* What needs to be done: The entries are to be printed again word for word, but no picture may appear.
── Source information
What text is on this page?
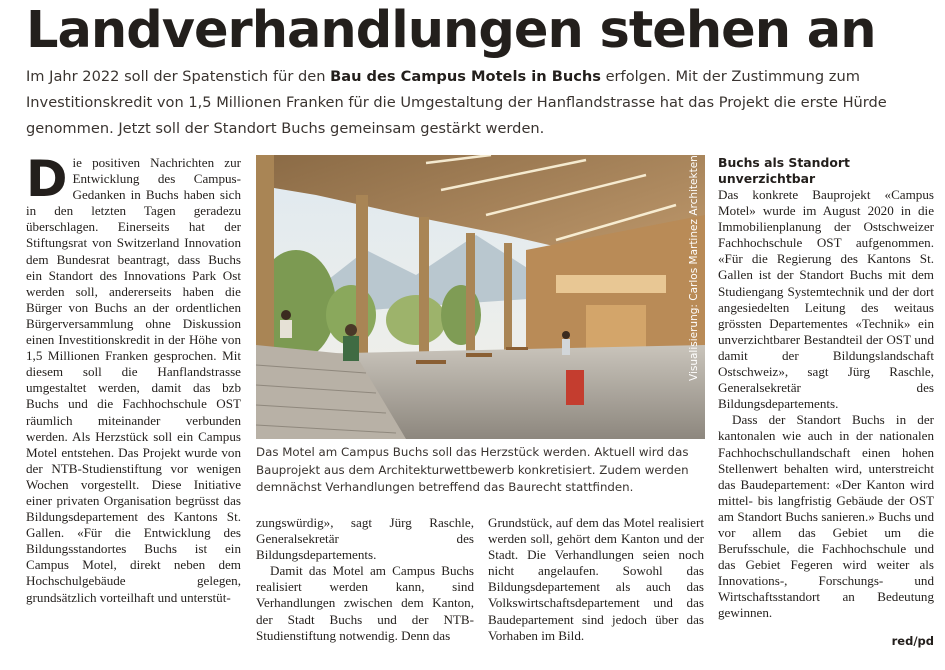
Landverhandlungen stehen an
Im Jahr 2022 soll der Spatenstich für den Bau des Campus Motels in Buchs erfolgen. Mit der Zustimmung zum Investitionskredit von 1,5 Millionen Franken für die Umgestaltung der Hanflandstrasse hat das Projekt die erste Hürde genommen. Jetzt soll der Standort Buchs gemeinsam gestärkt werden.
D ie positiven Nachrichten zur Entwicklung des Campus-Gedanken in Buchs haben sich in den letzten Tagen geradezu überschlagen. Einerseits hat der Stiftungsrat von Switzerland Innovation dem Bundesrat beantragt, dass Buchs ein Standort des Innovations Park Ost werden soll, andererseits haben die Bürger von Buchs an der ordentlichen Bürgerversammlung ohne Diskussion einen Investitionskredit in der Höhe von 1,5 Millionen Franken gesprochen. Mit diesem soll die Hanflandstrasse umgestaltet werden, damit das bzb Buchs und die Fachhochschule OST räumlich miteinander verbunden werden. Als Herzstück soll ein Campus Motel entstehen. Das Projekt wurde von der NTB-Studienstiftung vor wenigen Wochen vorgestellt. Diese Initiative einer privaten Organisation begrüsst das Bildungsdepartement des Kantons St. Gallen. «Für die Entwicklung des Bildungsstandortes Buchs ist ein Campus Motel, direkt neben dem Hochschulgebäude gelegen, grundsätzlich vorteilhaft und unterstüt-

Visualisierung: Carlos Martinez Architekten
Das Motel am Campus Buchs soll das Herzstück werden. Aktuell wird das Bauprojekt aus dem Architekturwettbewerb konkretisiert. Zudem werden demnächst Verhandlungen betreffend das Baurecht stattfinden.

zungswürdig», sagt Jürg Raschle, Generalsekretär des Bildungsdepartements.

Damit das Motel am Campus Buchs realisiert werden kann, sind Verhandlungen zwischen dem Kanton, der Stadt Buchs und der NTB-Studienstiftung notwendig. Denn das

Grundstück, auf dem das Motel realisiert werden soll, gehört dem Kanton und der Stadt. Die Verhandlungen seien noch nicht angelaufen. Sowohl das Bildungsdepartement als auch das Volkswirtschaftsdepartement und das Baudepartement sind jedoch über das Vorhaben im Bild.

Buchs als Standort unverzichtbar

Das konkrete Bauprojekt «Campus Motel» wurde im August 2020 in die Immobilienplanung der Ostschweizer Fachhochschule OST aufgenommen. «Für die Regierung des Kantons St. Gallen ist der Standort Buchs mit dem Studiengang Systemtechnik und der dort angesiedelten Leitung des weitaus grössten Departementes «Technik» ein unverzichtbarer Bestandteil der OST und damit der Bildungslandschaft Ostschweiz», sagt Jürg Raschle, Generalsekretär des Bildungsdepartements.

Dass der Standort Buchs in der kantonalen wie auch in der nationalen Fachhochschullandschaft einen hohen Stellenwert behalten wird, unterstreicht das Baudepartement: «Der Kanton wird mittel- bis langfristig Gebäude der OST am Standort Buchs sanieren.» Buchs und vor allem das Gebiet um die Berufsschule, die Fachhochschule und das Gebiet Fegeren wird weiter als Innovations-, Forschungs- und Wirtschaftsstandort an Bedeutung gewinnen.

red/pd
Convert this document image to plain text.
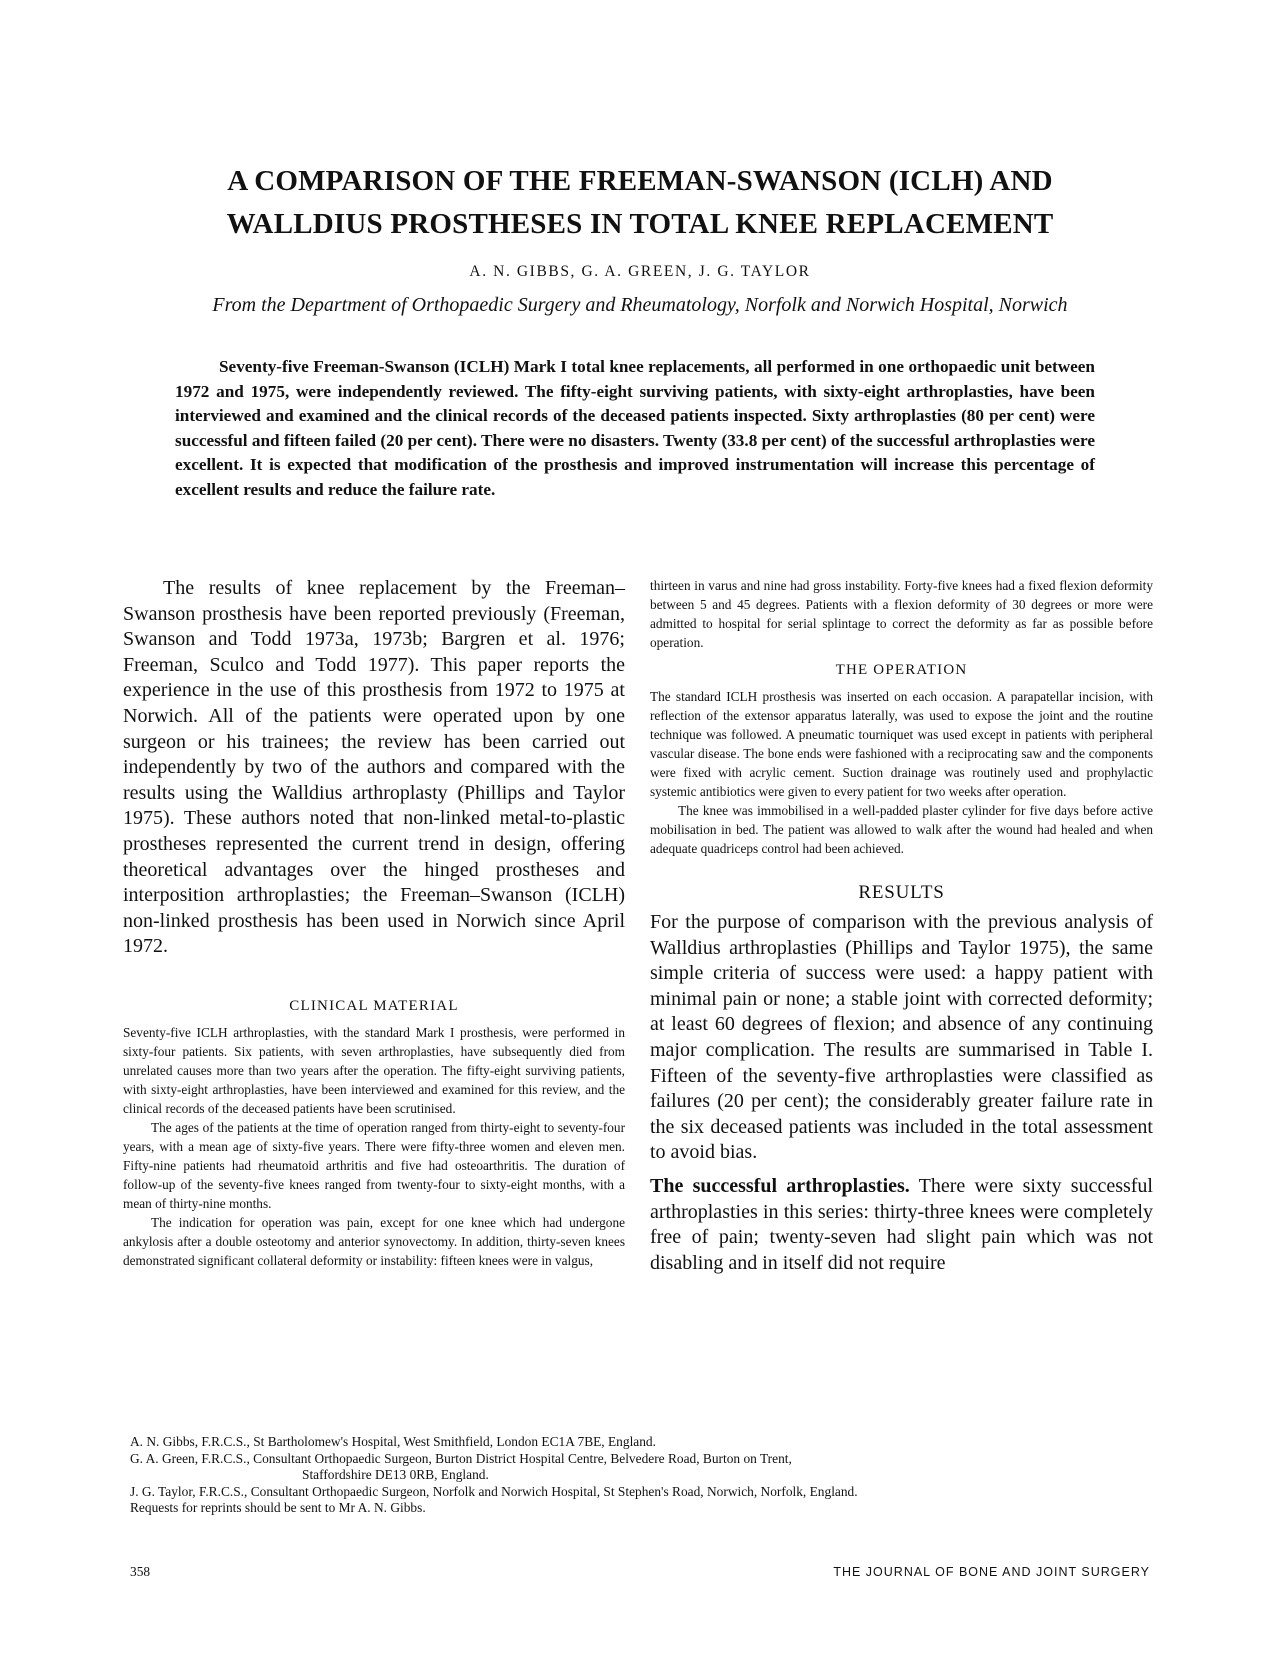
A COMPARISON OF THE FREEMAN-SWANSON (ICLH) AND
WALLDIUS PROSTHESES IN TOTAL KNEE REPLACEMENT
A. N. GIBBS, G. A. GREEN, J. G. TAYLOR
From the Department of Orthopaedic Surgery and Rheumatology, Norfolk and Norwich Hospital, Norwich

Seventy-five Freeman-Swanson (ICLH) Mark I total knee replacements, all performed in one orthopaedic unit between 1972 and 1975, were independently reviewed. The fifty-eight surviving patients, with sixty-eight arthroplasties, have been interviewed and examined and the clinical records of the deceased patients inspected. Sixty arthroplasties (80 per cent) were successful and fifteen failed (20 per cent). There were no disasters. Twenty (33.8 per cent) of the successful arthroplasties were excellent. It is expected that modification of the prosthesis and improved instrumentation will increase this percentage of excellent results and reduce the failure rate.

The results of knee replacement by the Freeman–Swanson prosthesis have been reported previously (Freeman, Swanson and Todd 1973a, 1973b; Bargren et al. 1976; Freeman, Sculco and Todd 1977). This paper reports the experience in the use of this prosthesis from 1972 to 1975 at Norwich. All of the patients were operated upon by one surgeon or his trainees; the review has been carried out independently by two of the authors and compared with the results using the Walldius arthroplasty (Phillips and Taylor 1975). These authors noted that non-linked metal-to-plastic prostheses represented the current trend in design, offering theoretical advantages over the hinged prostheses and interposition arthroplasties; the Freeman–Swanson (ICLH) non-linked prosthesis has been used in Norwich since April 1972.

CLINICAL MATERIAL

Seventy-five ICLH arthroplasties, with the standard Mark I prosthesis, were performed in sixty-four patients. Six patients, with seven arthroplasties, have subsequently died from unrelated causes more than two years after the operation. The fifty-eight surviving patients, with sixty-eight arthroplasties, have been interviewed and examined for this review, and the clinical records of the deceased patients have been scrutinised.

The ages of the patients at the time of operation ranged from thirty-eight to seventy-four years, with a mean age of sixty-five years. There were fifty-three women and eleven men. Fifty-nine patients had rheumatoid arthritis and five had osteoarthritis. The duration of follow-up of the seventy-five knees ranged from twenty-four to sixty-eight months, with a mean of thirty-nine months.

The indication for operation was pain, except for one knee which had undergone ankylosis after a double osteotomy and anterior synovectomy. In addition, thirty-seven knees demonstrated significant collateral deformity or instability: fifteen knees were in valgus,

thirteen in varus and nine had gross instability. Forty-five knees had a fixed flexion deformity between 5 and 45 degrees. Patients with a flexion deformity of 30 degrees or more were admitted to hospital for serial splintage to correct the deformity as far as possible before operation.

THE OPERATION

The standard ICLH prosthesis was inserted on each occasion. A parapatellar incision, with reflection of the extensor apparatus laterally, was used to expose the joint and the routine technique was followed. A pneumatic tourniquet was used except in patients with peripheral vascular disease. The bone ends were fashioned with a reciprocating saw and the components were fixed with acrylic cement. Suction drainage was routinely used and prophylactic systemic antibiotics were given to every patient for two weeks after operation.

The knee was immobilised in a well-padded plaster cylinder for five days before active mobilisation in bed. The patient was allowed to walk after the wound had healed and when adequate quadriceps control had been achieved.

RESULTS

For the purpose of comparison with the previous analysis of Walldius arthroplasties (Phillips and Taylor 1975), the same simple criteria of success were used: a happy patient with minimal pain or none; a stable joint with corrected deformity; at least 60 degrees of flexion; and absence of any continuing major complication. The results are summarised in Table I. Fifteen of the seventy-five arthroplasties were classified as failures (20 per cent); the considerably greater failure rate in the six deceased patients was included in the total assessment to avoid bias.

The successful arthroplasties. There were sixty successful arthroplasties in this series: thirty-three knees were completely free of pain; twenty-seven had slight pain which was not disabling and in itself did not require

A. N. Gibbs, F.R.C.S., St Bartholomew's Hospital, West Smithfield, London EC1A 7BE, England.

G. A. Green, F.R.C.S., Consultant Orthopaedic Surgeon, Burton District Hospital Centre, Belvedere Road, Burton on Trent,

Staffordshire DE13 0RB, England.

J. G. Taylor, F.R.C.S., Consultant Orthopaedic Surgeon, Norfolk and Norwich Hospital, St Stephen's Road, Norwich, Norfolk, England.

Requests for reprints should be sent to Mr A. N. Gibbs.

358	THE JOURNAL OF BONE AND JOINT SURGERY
────
* Output below:
What text is on this page?
Landverhandlungen stehen an
Im Jahr 2022 soll der Spatenstich für den Bau des Campus Motels in Buchs erfolgen. Mit der Zustimmung zum Investitionskredit von 1,5 Millionen Franken für die Umgestaltung der Hanflandstrasse hat das Projekt die erste Hürde genommen. Jetzt soll der Standort Buchs gemeinsam gestärkt werden.
D ie positiven Nachrichten zur Entwicklung des Campus-Gedanken in Buchs haben sich in den letzten Tagen geradezu überschlagen. Einerseits hat der Stiftungsrat von Switzerland Innovation dem Bundesrat beantragt, dass Buchs ein Standort des Innovations Park Ost werden soll, andererseits haben die Bürger von Buchs an der ordentlichen Bürgerversammlung ohne Diskussion einen Investitionskredit in der Höhe von 1,5 Millionen Franken gesprochen. Mit diesem soll die Hanflandstrasse umgestaltet werden, damit das bzb Buchs und die Fachhochschule OST räumlich miteinander verbunden werden. Als Herzstück soll ein Campus Motel entstehen. Das Projekt wurde von der NTB-Studienstiftung vor wenigen Wochen vorgestellt. Diese Initiative einer privaten Organisation begrüsst das Bildungsdepartement des Kantons St. Gallen. «Für die Entwicklung des Bildungsstandortes Buchs ist ein Campus Motel, direkt neben dem Hochschulgebäude gelegen, grundsätzlich vorteilhaft und unterstüt-

Visualisierung: Carlos Martinez Architekten
Das Motel am Campus Buchs soll das Herzstück werden. Aktuell wird das Bauprojekt aus dem Architekturwettbewerb konkretisiert. Zudem werden demnächst Verhandlungen betreffend das Baurecht stattfinden.

zungswürdig», sagt Jürg Raschle, Generalsekretär des Bildungsdepartements.

Damit das Motel am Campus Buchs realisiert werden kann, sind Verhandlungen zwischen dem Kanton, der Stadt Buchs und der NTB-Studienstiftung notwendig. Denn das

Grundstück, auf dem das Motel realisiert werden soll, gehört dem Kanton und der Stadt. Die Verhandlungen seien noch nicht angelaufen. Sowohl das Bildungsdepartement als auch das Volkswirtschaftsdepartement und das Baudepartement sind jedoch über das Vorhaben im Bild.

Buchs als Standort unverzichtbar

Das konkrete Bauprojekt «Campus Motel» wurde im August 2020 in die Immobilienplanung der Ostschweizer Fachhochschule OST aufgenommen. «Für die Regierung des Kantons St. Gallen ist der Standort Buchs mit dem Studiengang Systemtechnik und der dort angesiedelten Leitung des weitaus grössten Departementes «Technik» ein unverzichtbarer Bestandteil der OST und damit der Bildungslandschaft Ostschweiz», sagt Jürg Raschle, Generalsekretär des Bildungsdepartements.

Dass der Standort Buchs in der kantonalen wie auch in der nationalen Fachhochschullandschaft einen hohen Stellenwert behalten wird, unterstreicht das Baudepartement: «Der Kanton wird mittel- bis langfristig Gebäude der OST am Standort Buchs sanieren.» Buchs und vor allem das Gebiet um die Berufsschule, die Fachhochschule und das Gebiet Fegeren wird weiter als Innovations-, Forschungs- und Wirtschaftsstandort an Bedeutung gewinnen.

red/pd
Convert this document image to plain text.
A COMPARISON OF THE FREEMAN-SWANSON (ICLH) AND
WALLDIUS PROSTHESES IN TOTAL KNEE REPLACEMENT
A. N. GIBBS, G. A. GREEN, J. G. TAYLOR
From the Department of Orthopaedic Surgery and Rheumatology, Norfolk and Norwich Hospital, Norwich

Seventy-five Freeman-Swanson (ICLH) Mark I total knee replacements, all performed in one orthopaedic unit between 1972 and 1975, were independently reviewed. The fifty-eight surviving patients, with sixty-eight arthroplasties, have been interviewed and examined and the clinical records of the deceased patients inspected. Sixty arthroplasties (80 per cent) were successful and fifteen failed (20 per cent). There were no disasters. Twenty (33.8 per cent) of the successful arthroplasties were excellent. It is expected that modification of the prosthesis and improved instrumentation will increase this percentage of excellent results and reduce the failure rate.

The results of knee replacement by the Freeman–Swanson prosthesis have been reported previously (Freeman, Swanson and Todd 1973a, 1973b; Bargren et al. 1976; Freeman, Sculco and Todd 1977). This paper reports the experience in the use of this prosthesis from 1972 to 1975 at Norwich. All of the patients were operated upon by one surgeon or his trainees; the review has been carried out independently by two of the authors and compared with the results using the Walldius arthroplasty (Phillips and Taylor 1975). These authors noted that non-linked metal-to-plastic prostheses represented the current trend in design, offering theoretical advantages over the hinged prostheses and interposition arthroplasties; the Freeman–Swanson (ICLH) non-linked prosthesis has been used in Norwich since April 1972.

CLINICAL MATERIAL

Seventy-five ICLH arthroplasties, with the standard Mark I prosthesis, were performed in sixty-four patients. Six patients, with seven arthroplasties, have subsequently died from unrelated causes more than two years after the operation. The fifty-eight surviving patients, with sixty-eight arthroplasties, have been interviewed and examined for this review, and the clinical records of the deceased patients have been scrutinised.

The ages of the patients at the time of operation ranged from thirty-eight to seventy-four years, with a mean age of sixty-five years. There were fifty-three women and eleven men. Fifty-nine patients had rheumatoid arthritis and five had osteoarthritis. The duration of follow-up of the seventy-five knees ranged from twenty-four to sixty-eight months, with a mean of thirty-nine months.

The indication for operation was pain, except for one knee which had undergone ankylosis after a double osteotomy and anterior synovectomy. In addition, thirty-seven knees demonstrated significant collateral deformity or instability: fifteen knees were in valgus,

thirteen in varus and nine had gross instability. Forty-five knees had a fixed flexion deformity between 5 and 45 degrees. Patients with a flexion deformity of 30 degrees or more were admitted to hospital for serial splintage to correct the deformity as far as possible before operation.

THE OPERATION

The standard ICLH prosthesis was inserted on each occasion. A parapatellar incision, with reflection of the extensor apparatus laterally, was used to expose the joint and the routine technique was followed. A pneumatic tourniquet was used except in patients with peripheral vascular disease. The bone ends were fashioned with a reciprocating saw and the components were fixed with acrylic cement. Suction drainage was routinely used and prophylactic systemic antibiotics were given to every patient for two weeks after operation.

The knee was immobilised in a well-padded plaster cylinder for five days before active mobilisation in bed. The patient was allowed to walk after the wound had healed and when adequate quadriceps control had been achieved.

RESULTS

For the purpose of comparison with the previous analysis of Walldius arthroplasties (Phillips and Taylor 1975), the same simple criteria of success were used: a happy patient with minimal pain or none; a stable joint with corrected deformity; at least 60 degrees of flexion; and absence of any continuing major complication. The results are summarised in Table I. Fifteen of the seventy-five arthroplasties were classified as failures (20 per cent); the considerably greater failure rate in the six deceased patients was included in the total assessment to avoid bias.

The successful arthroplasties. There were sixty successful arthroplasties in this series: thirty-three knees were completely free of pain; twenty-seven had slight pain which was not disabling and in itself did not require

A. N. Gibbs, F.R.C.S., St Bartholomew's Hospital, West Smithfield, London EC1A 7BE, England.

G. A. Green, F.R.C.S., Consultant Orthopaedic Surgeon, Burton District Hospital Centre, Belvedere Road, Burton on Trent,

Staffordshire DE13 0RB, England.

J. G. Taylor, F.R.C.S., Consultant Orthopaedic Surgeon, Norfolk and Norwich Hospital, St Stephen's Road, Norwich, Norfolk, England.

Requests for reprints should be sent to Mr A. N. Gibbs.

358	THE JOURNAL OF BONE AND JOINT SURGERY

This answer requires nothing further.